• [Problem to solve]: Only the number is wanted: how many lines hold the word "sino"?
^^^^^^^^^^^^^^^^
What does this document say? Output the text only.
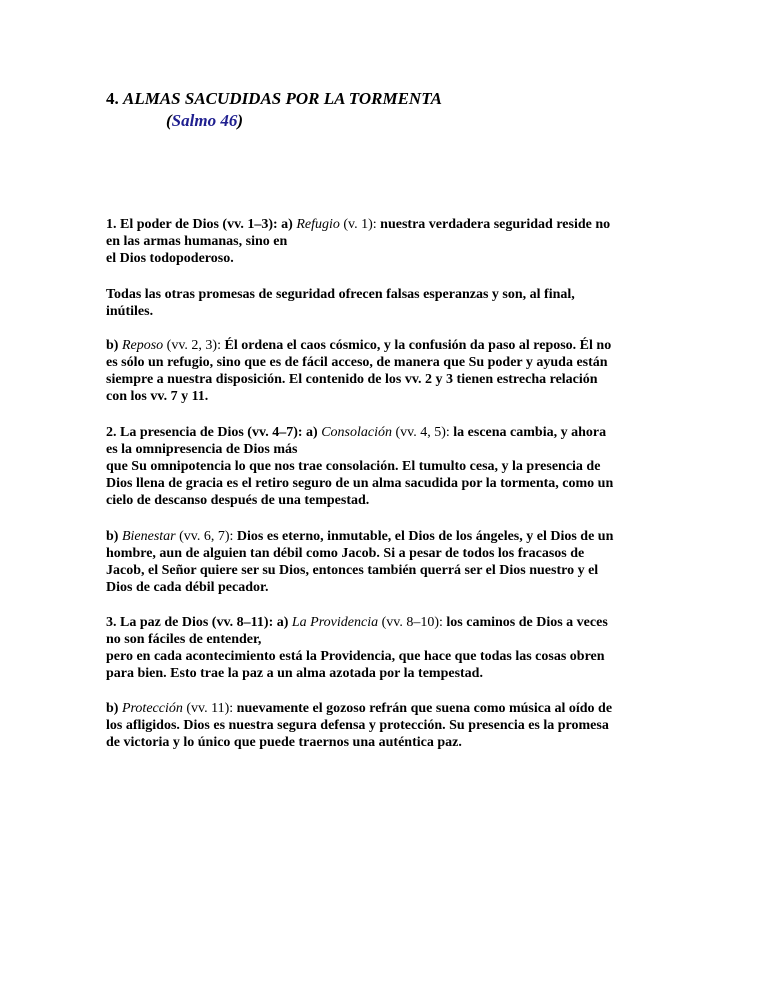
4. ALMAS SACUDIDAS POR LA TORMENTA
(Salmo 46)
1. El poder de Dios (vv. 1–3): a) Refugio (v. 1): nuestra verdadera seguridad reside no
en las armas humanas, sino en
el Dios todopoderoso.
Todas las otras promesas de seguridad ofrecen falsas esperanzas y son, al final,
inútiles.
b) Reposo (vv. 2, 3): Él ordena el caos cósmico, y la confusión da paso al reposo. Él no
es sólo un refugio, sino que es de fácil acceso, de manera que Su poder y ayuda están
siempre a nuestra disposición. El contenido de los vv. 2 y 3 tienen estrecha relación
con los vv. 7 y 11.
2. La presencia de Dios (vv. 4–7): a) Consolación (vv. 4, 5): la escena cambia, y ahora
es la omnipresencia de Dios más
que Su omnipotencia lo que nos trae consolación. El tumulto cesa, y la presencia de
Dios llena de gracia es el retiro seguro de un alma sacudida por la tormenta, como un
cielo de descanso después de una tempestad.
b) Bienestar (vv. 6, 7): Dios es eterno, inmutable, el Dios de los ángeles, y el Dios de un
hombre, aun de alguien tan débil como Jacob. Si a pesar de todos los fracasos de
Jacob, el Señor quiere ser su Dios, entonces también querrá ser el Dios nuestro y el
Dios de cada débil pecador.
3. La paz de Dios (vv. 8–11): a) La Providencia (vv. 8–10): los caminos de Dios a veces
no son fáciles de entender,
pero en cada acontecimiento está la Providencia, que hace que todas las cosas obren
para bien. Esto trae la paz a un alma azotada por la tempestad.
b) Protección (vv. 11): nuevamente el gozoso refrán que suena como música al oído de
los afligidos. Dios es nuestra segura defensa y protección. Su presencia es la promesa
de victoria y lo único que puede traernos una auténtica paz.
^^^^^^^^^^^^^^^^
• [Problem solution]: 2